## Information supplied
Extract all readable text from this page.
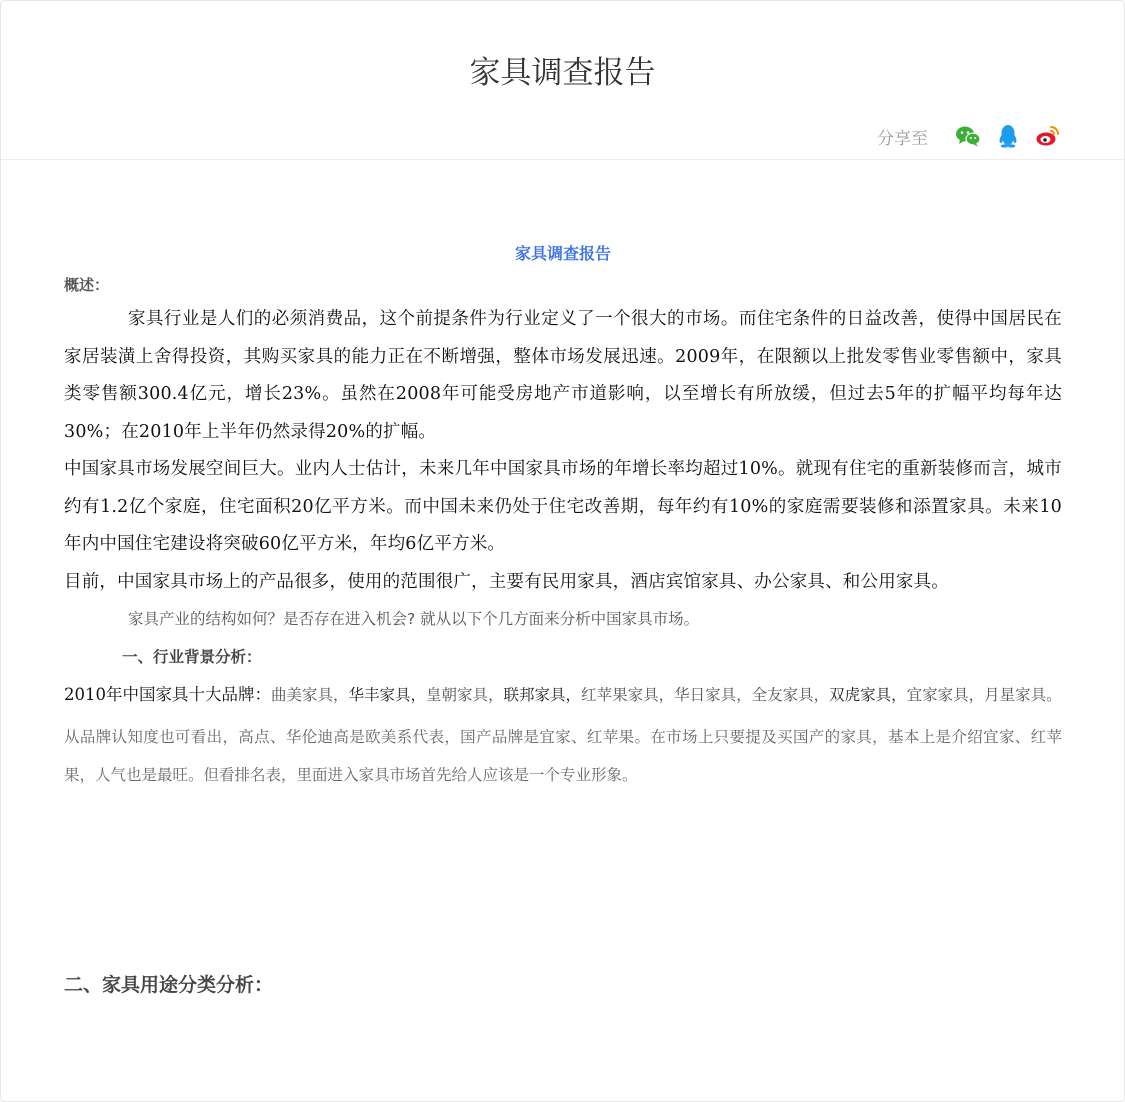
家具调查报告
分享至

家具调查报告

概述：

家具行业是人们的必须消费品，这个前提条件为行业定义了一个很大的市场。而住宅条件的日益改善，使得中国居民在家居装潢上舍得投资，其购买家具的能力正在不断增强，整体市场发展迅速。2009年，在限额以上批发零售业零售额中，家具类零售额300.4亿元，增长23%。虽然在2008年可能受房地产市道影响，以至增长有所放缓，但过去5年的扩幅平均每年达30%；在2010年上半年仍然录得20%的扩幅。

中国家具市场发展空间巨大。业内人士估计，未来几年中国家具市场的年增长率均超过10%。就现有住宅的重新装修而言，城市约有1.2亿个家庭，住宅面积20亿平方米。而中国未来仍处于住宅改善期，每年约有10%的家庭需要装修和添置家具。未来10年内中国住宅建设将突破60亿平方米，年均6亿平方米。

目前，中国家具市场上的产品很多，使用的范围很广，主要有民用家具，酒店宾馆家具、办公家具、和公用家具。

家具产业的结构如何？是否存在进入机会? 就从以下个几方面来分析中国家具市场。

一、行业背景分析：

2010年中国家具十大品牌：曲美家具，华丰家具，皇朝家具，联邦家具，红苹果家具，华日家具，全友家具，双虎家具，宜家家具，月星家具。

从品牌认知度也可看出，高点、华伦迪高是欧美系代表，国产品牌是宜家、红苹果。在市场上只要提及买国产的家具，基本上是介绍宜家、红苹果，人气也是最旺。但看排名表，里面进入家具市场首先给人应该是一个专业形象。

二、家具用途分类分析：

## Task statement
Reproduce the material above verbatim; omit every picture.

## Exercise output
Extract all readable text from this page.
家具调查报告
分享至

家具调查报告

概述：

家具行业是人们的必须消费品，这个前提条件为行业定义了一个很大的市场。而住宅条件的日益改善，使得中国居民在家居装潢上舍得投资，其购买家具的能力正在不断增强，整体市场发展迅速。2009年，在限额以上批发零售业零售额中，家具类零售额300.4亿元，增长23%。虽然在2008年可能受房地产市道影响，以至增长有所放缓，但过去5年的扩幅平均每年达30%；在2010年上半年仍然录得20%的扩幅。

中国家具市场发展空间巨大。业内人士估计，未来几年中国家具市场的年增长率均超过10%。就现有住宅的重新装修而言，城市约有1.2亿个家庭，住宅面积20亿平方米。而中国未来仍处于住宅改善期，每年约有10%的家庭需要装修和添置家具。未来10年内中国住宅建设将突破60亿平方米，年均6亿平方米。

目前，中国家具市场上的产品很多，使用的范围很广，主要有民用家具，酒店宾馆家具、办公家具、和公用家具。

家具产业的结构如何？是否存在进入机会? 就从以下个几方面来分析中国家具市场。

一、行业背景分析：

2010年中国家具十大品牌：曲美家具，华丰家具，皇朝家具，联邦家具，红苹果家具，华日家具，全友家具，双虎家具，宜家家具，月星家具。

从品牌认知度也可看出，高点、华伦迪高是欧美系代表，国产品牌是宜家、红苹果。在市场上只要提及买国产的家具，基本上是介绍宜家、红苹果，人气也是最旺。但看排名表，里面进入家具市场首先给人应该是一个专业形象。

二、家具用途分类分析：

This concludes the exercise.